-- start Task material --

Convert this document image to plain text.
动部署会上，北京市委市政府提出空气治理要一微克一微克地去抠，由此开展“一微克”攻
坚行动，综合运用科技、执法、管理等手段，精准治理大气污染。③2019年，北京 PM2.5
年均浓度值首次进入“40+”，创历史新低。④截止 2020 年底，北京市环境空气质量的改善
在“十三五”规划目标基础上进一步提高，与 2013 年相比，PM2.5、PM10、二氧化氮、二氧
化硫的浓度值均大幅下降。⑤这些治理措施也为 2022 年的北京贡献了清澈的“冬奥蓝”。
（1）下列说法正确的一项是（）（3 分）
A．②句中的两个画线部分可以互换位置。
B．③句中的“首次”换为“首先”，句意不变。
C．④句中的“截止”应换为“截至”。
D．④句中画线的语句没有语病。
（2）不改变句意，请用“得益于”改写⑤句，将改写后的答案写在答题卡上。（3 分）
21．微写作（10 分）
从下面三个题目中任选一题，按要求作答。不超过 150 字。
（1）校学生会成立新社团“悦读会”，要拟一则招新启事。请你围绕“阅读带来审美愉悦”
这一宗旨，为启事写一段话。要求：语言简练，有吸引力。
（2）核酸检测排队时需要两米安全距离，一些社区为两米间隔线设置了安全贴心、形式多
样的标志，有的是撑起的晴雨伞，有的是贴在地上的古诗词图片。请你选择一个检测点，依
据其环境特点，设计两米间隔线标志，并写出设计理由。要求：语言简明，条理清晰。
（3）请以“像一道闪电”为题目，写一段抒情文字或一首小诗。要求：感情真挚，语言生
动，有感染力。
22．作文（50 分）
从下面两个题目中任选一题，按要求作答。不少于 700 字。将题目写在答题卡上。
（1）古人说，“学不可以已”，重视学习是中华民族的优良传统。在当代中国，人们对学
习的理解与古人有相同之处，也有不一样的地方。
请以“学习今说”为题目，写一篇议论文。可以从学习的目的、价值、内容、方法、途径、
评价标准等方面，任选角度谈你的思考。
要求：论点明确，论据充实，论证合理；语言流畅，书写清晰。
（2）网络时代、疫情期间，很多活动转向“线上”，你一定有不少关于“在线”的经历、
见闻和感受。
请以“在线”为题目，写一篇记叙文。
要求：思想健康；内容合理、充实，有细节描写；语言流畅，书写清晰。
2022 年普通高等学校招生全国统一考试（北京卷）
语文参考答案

-- end Task material --

Copy all the lines, exactly.

• [Exercise result]:
Convert this document image to plain text.
动部署会上，北京市委市政府提出空气治理要一微克一微克地去抠，由此开展“一微克”攻
坚行动，综合运用科技、执法、管理等手段，精准治理大气污染。③2019年，北京 PM2.5
年均浓度值首次进入“40+”，创历史新低。④截止 2020 年底，北京市环境空气质量的改善
在“十三五”规划目标基础上进一步提高，与 2013 年相比，PM2.5、PM10、二氧化氮、二氧
化硫的浓度值均大幅下降。⑤这些治理措施也为 2022 年的北京贡献了清澈的“冬奥蓝”。
（1）下列说法正确的一项是（）（3 分）
A．②句中的两个画线部分可以互换位置。
B．③句中的“首次”换为“首先”，句意不变。
C．④句中的“截止”应换为“截至”。
D．④句中画线的语句没有语病。
（2）不改变句意，请用“得益于”改写⑤句，将改写后的答案写在答题卡上。（3 分）
21．微写作（10 分）
从下面三个题目中任选一题，按要求作答。不超过 150 字。
（1）校学生会成立新社团“悦读会”，要拟一则招新启事。请你围绕“阅读带来审美愉悦”
这一宗旨，为启事写一段话。要求：语言简练，有吸引力。
（2）核酸检测排队时需要两米安全距离，一些社区为两米间隔线设置了安全贴心、形式多
样的标志，有的是撑起的晴雨伞，有的是贴在地上的古诗词图片。请你选择一个检测点，依
据其环境特点，设计两米间隔线标志，并写出设计理由。要求：语言简明，条理清晰。
（3）请以“像一道闪电”为题目，写一段抒情文字或一首小诗。要求：感情真挚，语言生
动，有感染力。
22．作文（50 分）
从下面两个题目中任选一题，按要求作答。不少于 700 字。将题目写在答题卡上。
（1）古人说，“学不可以已”，重视学习是中华民族的优良传统。在当代中国，人们对学
习的理解与古人有相同之处，也有不一样的地方。
请以“学习今说”为题目，写一篇议论文。可以从学习的目的、价值、内容、方法、途径、
评价标准等方面，任选角度谈你的思考。
要求：论点明确，论据充实，论证合理；语言流畅，书写清晰。
（2）网络时代、疫情期间，很多活动转向“线上”，你一定有不少关于“在线”的经历、
见闻和感受。
请以“在线”为题目，写一篇记叙文。
要求：思想健康；内容合理、充实，有细节描写；语言流畅，书写清晰。
2022 年普通高等学校招生全国统一考试（北京卷）
语文参考答案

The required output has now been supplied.